SUPPLIED PASSAGE:
════════

Tuesday, August 01, 2017

Lukaku Pogba Lindelof Matic


Another thing that winds me up about social media gardening groups is when you advise someone on a particular insecticide/fungicide for a problem and some new-age, ecowarrior, knobthwaite cockfondler pipes up about making sure you have a valid sprayer’s licence, full body protection with nipple softeners and plastic cocksock etc etc etc. Oh do me a favour, go put your head between two rounds of bread and make yourself a cunt sandwich. I actually know someone who has a sprayer’s licence and I have serious doubts that he manages to put his own fucking shoes on each morning, so having a licence is no guarantee that you’re able to use chemicals wisely. If I want to use chemicals I’m gonna use ‘em so unless you’re gonna get the PC Police out to raid my potting shed keep shut yer fecking cake’ole. There’s also nothing quite so good at getting the organic keyboard warriors going off on one than to mention a glyphosate based weedkiller manufactured by the apparent evil corporate bastards at Monsanto, it really is great fun winding the twats up. However, they will often recommend their own home-made concoction that has had no scientific testing done and which, as far as I can tell, is an acid. I think I’ll stick to Roundup personally. Gallons of it. So fuck off.



Moving on, Epsom salts are fast becoming my ‘go to’ solution in the garden when a plant looks a bit out of sorts, especially when it comes to greenhouse tomatoes. A couple of months ago my plants were almost yellow but daily sprays with an Epsom salt solution have somehow greened them up into decent looking plants with heavy crops of fruit promised for show time. However, I’m not stupid, this is the 2nd season in a row that this has happened. Despite flooding the soil prior to planting to mimic winter rains and flush through any excess fertilisers there is obviously an issue with the soil in the border that the tomatoes grow into, so I’ll be sure to change the whole lot before next year. I may look to have a crack with some compost tea as an alternative, something that Gareth Cameron has had brilliant results with and which would be preferable to lugging a couple of tonne of soil around.

════════

EXTRACTED ENTRIES:

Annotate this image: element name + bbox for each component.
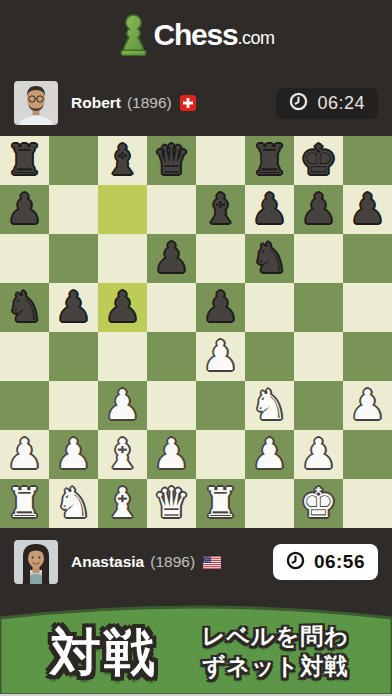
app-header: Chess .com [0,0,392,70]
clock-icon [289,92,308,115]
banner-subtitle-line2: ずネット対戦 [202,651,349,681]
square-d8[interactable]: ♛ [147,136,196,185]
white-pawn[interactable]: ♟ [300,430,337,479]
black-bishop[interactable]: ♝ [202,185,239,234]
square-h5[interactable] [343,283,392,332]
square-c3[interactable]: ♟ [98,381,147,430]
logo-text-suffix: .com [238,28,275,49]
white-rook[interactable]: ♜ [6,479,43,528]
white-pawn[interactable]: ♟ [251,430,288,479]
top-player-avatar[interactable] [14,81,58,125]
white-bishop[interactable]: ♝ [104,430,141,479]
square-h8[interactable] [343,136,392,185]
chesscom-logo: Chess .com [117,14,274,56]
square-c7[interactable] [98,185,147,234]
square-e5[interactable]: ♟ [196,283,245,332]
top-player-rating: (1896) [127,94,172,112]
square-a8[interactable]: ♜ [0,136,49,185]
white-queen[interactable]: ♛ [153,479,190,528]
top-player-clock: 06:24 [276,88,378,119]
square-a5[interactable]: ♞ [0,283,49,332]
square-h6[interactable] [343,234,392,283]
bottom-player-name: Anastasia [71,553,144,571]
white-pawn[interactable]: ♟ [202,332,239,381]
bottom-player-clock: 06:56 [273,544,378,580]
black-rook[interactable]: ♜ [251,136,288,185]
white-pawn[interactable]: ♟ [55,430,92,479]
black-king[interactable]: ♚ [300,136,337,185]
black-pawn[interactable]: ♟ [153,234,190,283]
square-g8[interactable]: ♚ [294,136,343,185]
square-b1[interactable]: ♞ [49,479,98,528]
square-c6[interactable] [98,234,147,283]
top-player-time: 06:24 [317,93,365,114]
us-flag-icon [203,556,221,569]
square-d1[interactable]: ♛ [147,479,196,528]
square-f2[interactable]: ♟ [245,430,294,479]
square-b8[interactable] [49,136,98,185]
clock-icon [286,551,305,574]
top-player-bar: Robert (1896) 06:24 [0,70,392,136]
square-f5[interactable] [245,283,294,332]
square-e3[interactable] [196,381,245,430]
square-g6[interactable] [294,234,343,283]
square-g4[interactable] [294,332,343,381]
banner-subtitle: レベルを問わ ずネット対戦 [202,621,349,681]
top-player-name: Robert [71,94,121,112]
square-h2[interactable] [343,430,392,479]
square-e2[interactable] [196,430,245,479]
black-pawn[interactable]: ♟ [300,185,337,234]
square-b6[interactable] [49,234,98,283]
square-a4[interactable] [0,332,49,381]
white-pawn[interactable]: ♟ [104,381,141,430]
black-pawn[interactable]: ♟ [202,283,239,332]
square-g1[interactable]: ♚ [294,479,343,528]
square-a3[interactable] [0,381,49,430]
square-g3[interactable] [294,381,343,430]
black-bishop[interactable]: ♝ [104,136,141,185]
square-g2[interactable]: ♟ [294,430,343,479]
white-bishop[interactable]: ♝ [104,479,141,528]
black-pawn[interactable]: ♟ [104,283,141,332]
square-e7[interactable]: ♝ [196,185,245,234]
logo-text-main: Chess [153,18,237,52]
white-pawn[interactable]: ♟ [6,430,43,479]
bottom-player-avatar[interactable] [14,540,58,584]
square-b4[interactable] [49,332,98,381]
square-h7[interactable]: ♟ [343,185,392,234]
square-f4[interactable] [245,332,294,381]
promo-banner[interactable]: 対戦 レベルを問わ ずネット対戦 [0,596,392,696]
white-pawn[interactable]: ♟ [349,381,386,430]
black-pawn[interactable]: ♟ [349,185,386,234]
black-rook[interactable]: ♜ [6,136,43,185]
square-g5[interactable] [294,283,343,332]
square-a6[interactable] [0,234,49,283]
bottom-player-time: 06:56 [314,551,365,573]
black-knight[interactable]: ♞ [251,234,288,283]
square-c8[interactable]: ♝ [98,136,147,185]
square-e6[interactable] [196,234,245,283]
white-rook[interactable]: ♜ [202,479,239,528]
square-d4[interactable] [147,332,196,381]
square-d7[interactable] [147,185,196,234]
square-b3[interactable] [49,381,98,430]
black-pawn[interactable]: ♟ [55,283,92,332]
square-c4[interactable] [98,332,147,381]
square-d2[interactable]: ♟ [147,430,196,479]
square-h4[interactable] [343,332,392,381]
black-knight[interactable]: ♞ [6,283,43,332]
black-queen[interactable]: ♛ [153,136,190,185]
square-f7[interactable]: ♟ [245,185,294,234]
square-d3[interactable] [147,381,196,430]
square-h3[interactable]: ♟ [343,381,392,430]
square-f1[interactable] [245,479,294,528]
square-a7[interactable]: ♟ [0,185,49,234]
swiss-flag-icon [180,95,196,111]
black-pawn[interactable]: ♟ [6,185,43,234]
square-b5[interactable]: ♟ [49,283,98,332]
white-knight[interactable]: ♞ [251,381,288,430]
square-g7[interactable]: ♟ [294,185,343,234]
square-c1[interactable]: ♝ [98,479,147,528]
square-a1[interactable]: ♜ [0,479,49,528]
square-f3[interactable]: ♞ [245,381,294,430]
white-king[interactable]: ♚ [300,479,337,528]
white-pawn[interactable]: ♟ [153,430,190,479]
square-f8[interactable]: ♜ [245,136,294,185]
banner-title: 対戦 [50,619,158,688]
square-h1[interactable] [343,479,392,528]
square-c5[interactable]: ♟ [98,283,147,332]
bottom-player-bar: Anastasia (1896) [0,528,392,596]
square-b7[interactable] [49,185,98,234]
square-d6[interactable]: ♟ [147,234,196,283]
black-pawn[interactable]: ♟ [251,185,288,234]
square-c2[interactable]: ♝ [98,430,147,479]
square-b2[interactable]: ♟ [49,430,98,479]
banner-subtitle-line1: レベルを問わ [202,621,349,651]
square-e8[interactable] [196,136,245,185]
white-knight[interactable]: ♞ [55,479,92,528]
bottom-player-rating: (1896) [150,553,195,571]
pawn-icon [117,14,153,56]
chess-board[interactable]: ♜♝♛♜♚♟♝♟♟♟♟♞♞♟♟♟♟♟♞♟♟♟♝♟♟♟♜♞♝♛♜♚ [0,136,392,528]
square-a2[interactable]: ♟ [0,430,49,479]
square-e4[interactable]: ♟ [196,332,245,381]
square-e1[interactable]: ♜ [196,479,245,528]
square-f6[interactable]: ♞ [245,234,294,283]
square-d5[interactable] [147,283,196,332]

════════

EXERCISE REQUIREMENTS:
(A) In the gardening post, what turned the nearly yellow greenhouse tomato plants green again?
(B) Retype the part of the gardening post that begins at the words "Moving on, Epsom" and stops after "of soil around.".

ANSWERS TO THE PROBLEMS:
(A) Daily sprays with an Epsom salt solution.

(B)
Moving on, Epsom salts are fast becoming my ‘go to’ solution in the garden when a plant looks a bit out of sorts, especially when it comes to greenhouse tomatoes. A couple of months ago my plants were almost yellow but daily sprays with an Epsom salt solution have somehow greened them up into decent looking plants with heavy crops of fruit promised for show time. However, I’m not stupid, this is the 2nd season in a row that this has happened. Despite flooding the soil prior to planting to mimic winter rains and flush through any excess fertilisers there is obviously an issue with the soil in the border that the tomatoes grow into, so I’ll be sure to change the whole lot before next year. I may look to have a crack with some compost tea as an alternative, something that Gareth Cameron has had brilliant results with and which would be preferable to lugging a couple of tonne of soil around.